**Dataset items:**
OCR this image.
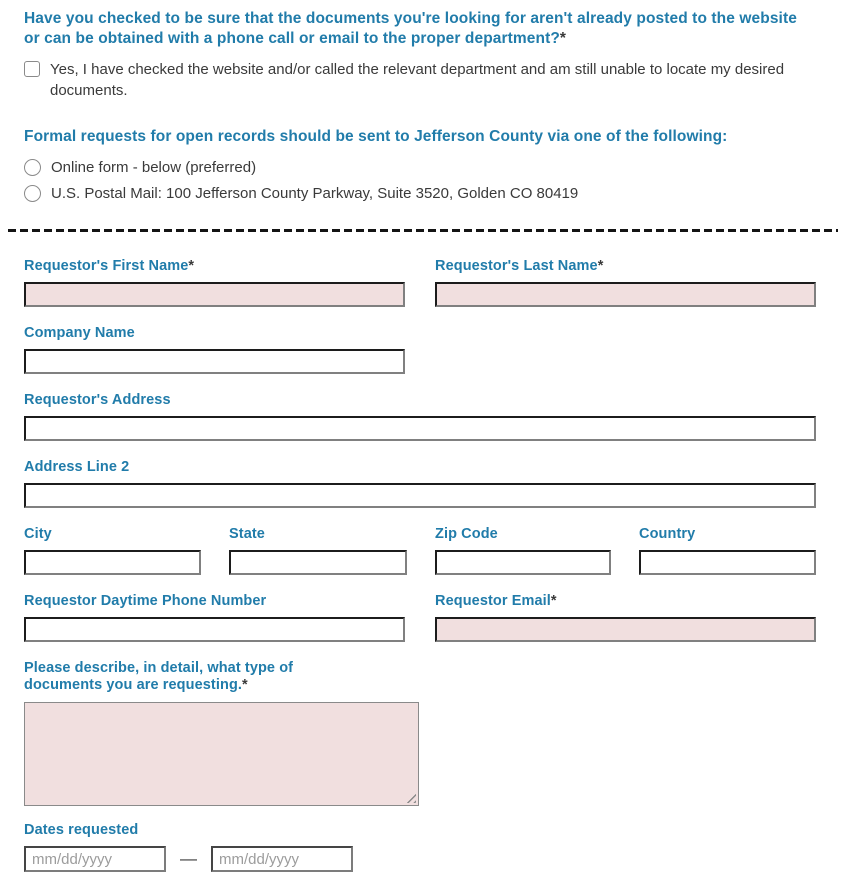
Have you checked to be sure that the documents you're looking for aren't already posted to the website or can be obtained with a phone call or email to the proper department?*
Yes, I have checked the website and/or called the relevant department and am still unable to locate my desired documents.
Formal requests for open records should be sent to Jefferson County via one of the following:
Online form - below (preferred)
U.S. Postal Mail: 100 Jefferson County Parkway, Suite 3520, Golden CO 80419
Requestor's First Name*	Requestor's Last Name*
Company Name
Requestor's Address
Address Line 2
City	State	Zip Code	Country
Requestor Daytime Phone Number	Requestor Email*
Please describe, in detail, what type of documents you are requesting.*
Dates requested
mm/dd/yyyy
—
mm/dd/yyyy
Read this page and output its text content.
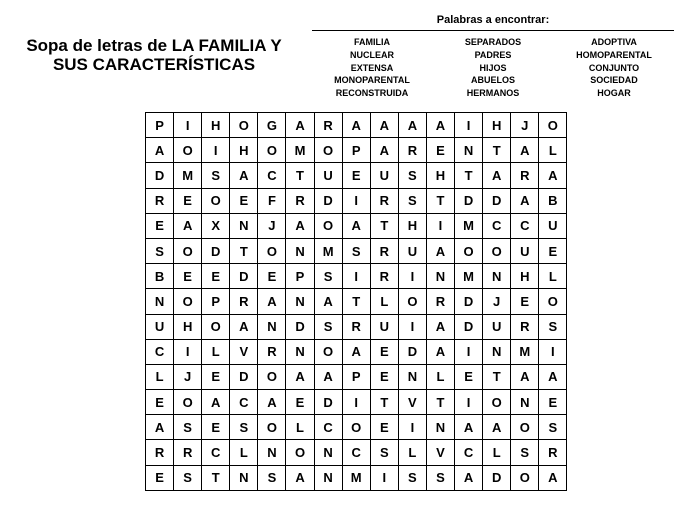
Sopa de letras de LA FAMILIA Y
SUS CARACTERÍSTICAS
Palabras a encontrar:
FAMILIA
NUCLEAR
EXTENSA
MONOPARENTAL
RECONSTRUIDA
SEPARADOS
PADRES
HIJOS
ABUELOS
HERMANOS
ADOPTIVA
HOMOPARENTAL
CONJUNTO
SOCIEDAD
HOGAR
P	I	H	O	G	A	R	A	A	A	A	I	H	J	O
A	O	I	H	O	M	O	P	A	R	E	N	T	A	L
D	M	S	A	C	T	U	E	U	S	H	T	A	R	A
R	E	O	E	F	R	D	I	R	S	T	D	D	A	B
E	A	X	N	J	A	O	A	T	H	I	M	C	C	U
S	O	D	T	O	N	M	S	R	U	A	O	O	U	E
B	E	E	D	E	P	S	I	R	I	N	M	N	H	L
N	O	P	R	A	N	A	T	L	O	R	D	J	E	O
U	H	O	A	N	D	S	R	U	I	A	D	U	R	S
C	I	L	V	R	N	O	A	E	D	A	I	N	M	I
L	J	E	D	O	A	A	P	E	N	L	E	T	A	A
E	O	A	C	A	E	D	I	T	V	T	I	O	N	E
A	S	E	S	O	L	C	O	E	I	N	A	A	O	S
R	R	C	L	N	O	N	C	S	L	V	C	L	S	R
E	S	T	N	S	A	N	M	I	S	S	A	D	O	A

**WORK REQUIRED:**
Leave the pictures out and reproduce each record exactly as written.

**SOLUTION:**
OCR this image.
Have you checked to be sure that the documents you're looking for aren't already posted to the website or can be obtained with a phone call or email to the proper department?*
Yes, I have checked the website and/or called the relevant department and am still unable to locate my desired documents.
Formal requests for open records should be sent to Jefferson County via one of the following:
Online form - below (preferred)
U.S. Postal Mail: 100 Jefferson County Parkway, Suite 3520, Golden CO 80419
Requestor's First Name*	Requestor's Last Name*
Company Name
Requestor's Address
Address Line 2
City	State	Zip Code	Country
Requestor Daytime Phone Number	Requestor Email*
Please describe, in detail, what type of documents you are requesting.*
Dates requested
mm/dd/yyyy
—
mm/dd/yyyy
Read this page and output its text content.
Sopa de letras de LA FAMILIA Y
SUS CARACTERÍSTICAS
Palabras a encontrar:
FAMILIA
NUCLEAR
EXTENSA
MONOPARENTAL
RECONSTRUIDA
SEPARADOS
PADRES
HIJOS
ABUELOS
HERMANOS
ADOPTIVA
HOMOPARENTAL
CONJUNTO
SOCIEDAD
HOGAR
P	I	H	O	G	A	R	A	A	A	A	I	H	J	O
A	O	I	H	O	M	O	P	A	R	E	N	T	A	L
D	M	S	A	C	T	U	E	U	S	H	T	A	R	A
R	E	O	E	F	R	D	I	R	S	T	D	D	A	B
E	A	X	N	J	A	O	A	T	H	I	M	C	C	U
S	O	D	T	O	N	M	S	R	U	A	O	O	U	E
B	E	E	D	E	P	S	I	R	I	N	M	N	H	L
N	O	P	R	A	N	A	T	L	O	R	D	J	E	O
U	H	O	A	N	D	S	R	U	I	A	D	U	R	S
C	I	L	V	R	N	O	A	E	D	A	I	N	M	I
L	J	E	D	O	A	A	P	E	N	L	E	T	A	A
E	O	A	C	A	E	D	I	T	V	T	I	O	N	E
A	S	E	S	O	L	C	O	E	I	N	A	A	O	S
R	R	C	L	N	O	N	C	S	L	V	C	L	S	R
E	S	T	N	S	A	N	M	I	S	S	A	D	O	A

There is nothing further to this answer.